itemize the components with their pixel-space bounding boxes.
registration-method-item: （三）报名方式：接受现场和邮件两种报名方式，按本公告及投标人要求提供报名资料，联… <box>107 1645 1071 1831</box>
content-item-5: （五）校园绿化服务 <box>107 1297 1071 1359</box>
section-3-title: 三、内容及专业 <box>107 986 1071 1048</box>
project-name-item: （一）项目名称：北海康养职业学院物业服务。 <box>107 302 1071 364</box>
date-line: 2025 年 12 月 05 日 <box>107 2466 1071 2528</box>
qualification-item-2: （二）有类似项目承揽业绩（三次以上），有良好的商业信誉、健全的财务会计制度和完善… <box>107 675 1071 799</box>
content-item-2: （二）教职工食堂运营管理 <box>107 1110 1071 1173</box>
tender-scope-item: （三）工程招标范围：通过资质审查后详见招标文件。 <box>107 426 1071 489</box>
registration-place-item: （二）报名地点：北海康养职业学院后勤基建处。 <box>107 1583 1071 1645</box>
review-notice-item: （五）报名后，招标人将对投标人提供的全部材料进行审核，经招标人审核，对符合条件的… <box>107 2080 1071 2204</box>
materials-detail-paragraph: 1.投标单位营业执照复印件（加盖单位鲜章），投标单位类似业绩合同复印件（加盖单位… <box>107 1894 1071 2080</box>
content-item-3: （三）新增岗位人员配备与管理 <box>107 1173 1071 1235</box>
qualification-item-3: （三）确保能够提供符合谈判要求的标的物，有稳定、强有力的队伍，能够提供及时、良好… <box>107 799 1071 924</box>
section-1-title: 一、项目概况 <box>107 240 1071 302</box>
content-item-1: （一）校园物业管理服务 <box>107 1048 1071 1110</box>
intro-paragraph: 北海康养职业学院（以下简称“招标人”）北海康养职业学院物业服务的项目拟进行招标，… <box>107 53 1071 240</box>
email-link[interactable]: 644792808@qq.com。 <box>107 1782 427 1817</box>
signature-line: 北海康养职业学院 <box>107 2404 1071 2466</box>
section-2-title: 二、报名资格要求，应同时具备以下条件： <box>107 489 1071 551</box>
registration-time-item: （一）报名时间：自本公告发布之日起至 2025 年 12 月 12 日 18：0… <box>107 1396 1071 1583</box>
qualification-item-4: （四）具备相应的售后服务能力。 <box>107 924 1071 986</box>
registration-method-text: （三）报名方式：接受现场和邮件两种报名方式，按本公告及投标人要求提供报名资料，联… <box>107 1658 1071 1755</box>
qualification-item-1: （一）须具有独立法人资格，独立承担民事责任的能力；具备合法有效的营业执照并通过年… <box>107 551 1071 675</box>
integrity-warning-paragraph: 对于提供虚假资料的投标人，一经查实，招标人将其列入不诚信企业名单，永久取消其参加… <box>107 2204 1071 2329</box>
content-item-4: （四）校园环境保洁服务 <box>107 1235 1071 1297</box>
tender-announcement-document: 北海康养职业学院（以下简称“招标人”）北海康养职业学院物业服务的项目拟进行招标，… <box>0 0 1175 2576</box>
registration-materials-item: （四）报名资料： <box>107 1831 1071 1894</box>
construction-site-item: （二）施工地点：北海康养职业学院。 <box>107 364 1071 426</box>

• • • • • • •

_Given task:_
Rewrite every line of the entries above as a numbered list, leaving out any blank lines.

_Response for this exercise:_
1. itemize the components with their pixel-space bounding boxes.
2. registration-method-item: （三）报名方式：接受现场和邮件两种报名方式，按本公告及投标人要求提供报名资料，联… <box>107 1645 1071 1831</box>
3. content-item-5: （五）校园绿化服务 <box>107 1297 1071 1359</box>
4. section-3-title: 三、内容及专业 <box>107 986 1071 1048</box>
5. project-name-item: （一）项目名称：北海康养职业学院物业服务。 <box>107 302 1071 364</box>
6. date-line: 2025 年 12 月 05 日 <box>107 2466 1071 2528</box>
7. qualification-item-2: （二）有类似项目承揽业绩（三次以上），有良好的商业信誉、健全的财务会计制度和完善… <box>107 675 1071 799</box>
8. content-item-2: （二）教职工食堂运营管理 <box>107 1110 1071 1173</box>
9. tender-scope-item: （三）工程招标范围：通过资质审查后详见招标文件。 <box>107 426 1071 489</box>
10. registration-place-item: （二）报名地点：北海康养职业学院后勤基建处。 <box>107 1583 1071 1645</box>
11. review-notice-item: （五）报名后，招标人将对投标人提供的全部材料进行审核，经招标人审核，对符合条件的… <box>107 2080 1071 2204</box>
12. materials-detail-paragraph: 1.投标单位营业执照复印件（加盖单位鲜章），投标单位类似业绩合同复印件（加盖单位… <box>107 1894 1071 2080</box>
13. content-item-3: （三）新增岗位人员配备与管理 <box>107 1173 1071 1235</box>
14. qualification-item-3: （三）确保能够提供符合谈判要求的标的物，有稳定、强有力的队伍，能够提供及时、良好… <box>107 799 1071 924</box>
15. section-1-title: 一、项目概况 <box>107 240 1071 302</box>
16. content-item-1: （一）校园物业管理服务 <box>107 1048 1071 1110</box>
17. intro-paragraph: 北海康养职业学院（以下简称“招标人”）北海康养职业学院物业服务的项目拟进行招标，… <box>107 53 1071 240</box>
18. email-link[interactable]: 644792808@qq.com。 <box>107 1782 427 1817</box>
19. signature-line: 北海康养职业学院 <box>107 2404 1071 2466</box>
20. section-2-title: 二、报名资格要求，应同时具备以下条件： <box>107 489 1071 551</box>
21. registration-time-item: （一）报名时间：自本公告发布之日起至 2025 年 12 月 12 日 18：0… <box>107 1396 1071 1583</box>
22. qualification-item-4: （四）具备相应的售后服务能力。 <box>107 924 1071 986</box>
23. registration-method-text: （三）报名方式：接受现场和邮件两种报名方式，按本公告及投标人要求提供报名资料，联… <box>107 1658 1071 1755</box>
24. qualification-item-1: （一）须具有独立法人资格，独立承担民事责任的能力；具备合法有效的营业执照并通过年… <box>107 551 1071 675</box>
25. integrity-warning-paragraph: 对于提供虚假资料的投标人，一经查实，招标人将其列入不诚信企业名单，永久取消其参加… <box>107 2204 1071 2329</box>
26. content-item-4: （四）校园环境保洁服务 <box>107 1235 1071 1297</box>
27. tender-announcement-document: 北海康养职业学院（以下简称“招标人”）北海康养职业学院物业服务的项目拟进行招标，… <box>0 0 1175 2576</box>
28. registration-materials-item: （四）报名资料： <box>107 1831 1071 1894</box>
29. construction-site-item: （二）施工地点：北海康养职业学院。 <box>107 364 1071 426</box>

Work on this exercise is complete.